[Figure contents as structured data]
++++++++++++++++++++

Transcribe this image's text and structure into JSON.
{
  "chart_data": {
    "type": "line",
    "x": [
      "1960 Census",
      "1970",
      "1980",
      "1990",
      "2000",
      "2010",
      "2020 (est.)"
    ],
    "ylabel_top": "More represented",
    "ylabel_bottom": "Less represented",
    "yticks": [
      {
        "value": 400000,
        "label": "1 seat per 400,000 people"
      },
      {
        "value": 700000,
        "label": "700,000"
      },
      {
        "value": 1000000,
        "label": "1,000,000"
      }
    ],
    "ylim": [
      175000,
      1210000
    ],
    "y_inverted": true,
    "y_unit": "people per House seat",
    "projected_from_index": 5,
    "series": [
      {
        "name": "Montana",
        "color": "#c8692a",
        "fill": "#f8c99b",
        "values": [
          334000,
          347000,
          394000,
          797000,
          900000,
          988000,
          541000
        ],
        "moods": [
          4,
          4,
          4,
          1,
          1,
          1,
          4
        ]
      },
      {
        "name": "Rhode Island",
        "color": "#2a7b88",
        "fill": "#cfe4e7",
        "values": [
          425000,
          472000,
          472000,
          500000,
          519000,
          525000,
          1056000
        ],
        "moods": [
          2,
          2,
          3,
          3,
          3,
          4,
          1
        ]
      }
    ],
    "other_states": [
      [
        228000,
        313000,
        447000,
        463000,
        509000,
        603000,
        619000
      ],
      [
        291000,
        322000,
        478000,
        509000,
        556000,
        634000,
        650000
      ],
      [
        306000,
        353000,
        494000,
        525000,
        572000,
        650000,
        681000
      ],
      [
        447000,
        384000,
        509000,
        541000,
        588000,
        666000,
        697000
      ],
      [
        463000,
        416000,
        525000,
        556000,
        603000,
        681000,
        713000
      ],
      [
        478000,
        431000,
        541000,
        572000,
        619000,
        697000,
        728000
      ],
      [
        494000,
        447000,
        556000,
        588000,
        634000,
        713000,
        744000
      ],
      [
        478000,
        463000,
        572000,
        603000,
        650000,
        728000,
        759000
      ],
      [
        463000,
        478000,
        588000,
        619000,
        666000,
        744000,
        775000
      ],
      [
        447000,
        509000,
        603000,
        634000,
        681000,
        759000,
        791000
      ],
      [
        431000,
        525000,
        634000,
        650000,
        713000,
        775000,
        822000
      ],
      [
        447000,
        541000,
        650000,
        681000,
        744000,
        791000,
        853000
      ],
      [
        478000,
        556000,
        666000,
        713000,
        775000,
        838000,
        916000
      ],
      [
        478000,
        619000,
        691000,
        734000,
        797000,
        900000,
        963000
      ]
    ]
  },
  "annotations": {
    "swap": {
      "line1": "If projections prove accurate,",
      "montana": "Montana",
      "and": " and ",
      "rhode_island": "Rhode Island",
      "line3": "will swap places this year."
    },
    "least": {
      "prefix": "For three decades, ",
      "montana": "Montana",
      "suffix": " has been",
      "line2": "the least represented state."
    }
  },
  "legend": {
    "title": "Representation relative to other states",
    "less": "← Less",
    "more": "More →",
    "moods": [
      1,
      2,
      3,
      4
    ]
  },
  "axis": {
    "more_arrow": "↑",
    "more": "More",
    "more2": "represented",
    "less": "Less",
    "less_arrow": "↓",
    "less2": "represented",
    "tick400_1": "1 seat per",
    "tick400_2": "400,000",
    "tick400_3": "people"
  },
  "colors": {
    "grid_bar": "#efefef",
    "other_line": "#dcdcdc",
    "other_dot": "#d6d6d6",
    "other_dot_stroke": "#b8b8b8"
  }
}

++++++++++++++++++++

**Directions for this task**
All of the lines above need to be given again exactly.

**Reply**
Transcribe this image's text and structure into JSON.
{
  "chart_data": {
    "type": "line",
    "x": [
      "1960 Census",
      "1970",
      "1980",
      "1990",
      "2000",
      "2010",
      "2020 (est.)"
    ],
    "ylabel_top": "More represented",
    "ylabel_bottom": "Less represented",
    "yticks": [
      {
        "value": 400000,
        "label": "1 seat per 400,000 people"
      },
      {
        "value": 700000,
        "label": "700,000"
      },
      {
        "value": 1000000,
        "label": "1,000,000"
      }
    ],
    "ylim": [
      175000,
      1210000
    ],
    "y_inverted": true,
    "y_unit": "people per House seat",
    "projected_from_index": 5,
    "series": [
      {
        "name": "Montana",
        "color": "#c8692a",
        "fill": "#f8c99b",
        "values": [
          334000,
          347000,
          394000,
          797000,
          900000,
          988000,
          541000
        ],
        "moods": [
          4,
          4,
          4,
          1,
          1,
          1,
          4
        ]
      },
      {
        "name": "Rhode Island",
        "color": "#2a7b88",
        "fill": "#cfe4e7",
        "values": [
          425000,
          472000,
          472000,
          500000,
          519000,
          525000,
          1056000
        ],
        "moods": [
          2,
          2,
          3,
          3,
          3,
          4,
          1
        ]
      }
    ],
    "other_states": [
      [
        228000,
        313000,
        447000,
        463000,
        509000,
        603000,
        619000
      ],
      [
        291000,
        322000,
        478000,
        509000,
        556000,
        634000,
        650000
      ],
      [
        306000,
        353000,
        494000,
        525000,
        572000,
        650000,
        681000
      ],
      [
        447000,
        384000,
        509000,
        541000,
        588000,
        666000,
        697000
      ],
      [
        463000,
        416000,
        525000,
        556000,
        603000,
        681000,
        713000
      ],
      [
        478000,
        431000,
        541000,
        572000,
        619000,
        697000,
        728000
      ],
      [
        494000,
        447000,
        556000,
        588000,
        634000,
        713000,
        744000
      ],
      [
        478000,
        463000,
        572000,
        603000,
        650000,
        728000,
        759000
      ],
      [
        463000,
        478000,
        588000,
        619000,
        666000,
        744000,
        775000
      ],
      [
        447000,
        509000,
        603000,
        634000,
        681000,
        759000,
        791000
      ],
      [
        431000,
        525000,
        634000,
        650000,
        713000,
        775000,
        822000
      ],
      [
        447000,
        541000,
        650000,
        681000,
        744000,
        791000,
        853000
      ],
      [
        478000,
        556000,
        666000,
        713000,
        775000,
        838000,
        916000
      ],
      [
        478000,
        619000,
        691000,
        734000,
        797000,
        900000,
        963000
      ]
    ]
  },
  "annotations": {
    "swap": {
      "line1": "If projections prove accurate,",
      "montana": "Montana",
      "and": " and ",
      "rhode_island": "Rhode Island",
      "line3": "will swap places this year."
    },
    "least": {
      "prefix": "For three decades, ",
      "montana": "Montana",
      "suffix": " has been",
      "line2": "the least represented state."
    }
  },
  "legend": {
    "title": "Representation relative to other states",
    "less": "← Less",
    "more": "More →",
    "moods": [
      1,
      2,
      3,
      4
    ]
  },
  "axis": {
    "more_arrow": "↑",
    "more": "More",
    "more2": "represented",
    "less": "Less",
    "less_arrow": "↓",
    "less2": "represented",
    "tick400_1": "1 seat per",
    "tick400_2": "400,000",
    "tick400_3": "people"
  },
  "colors": {
    "grid_bar": "#efefef",
    "other_line": "#dcdcdc",
    "other_dot": "#d6d6d6",
    "other_dot_stroke": "#b8b8b8"
  }
}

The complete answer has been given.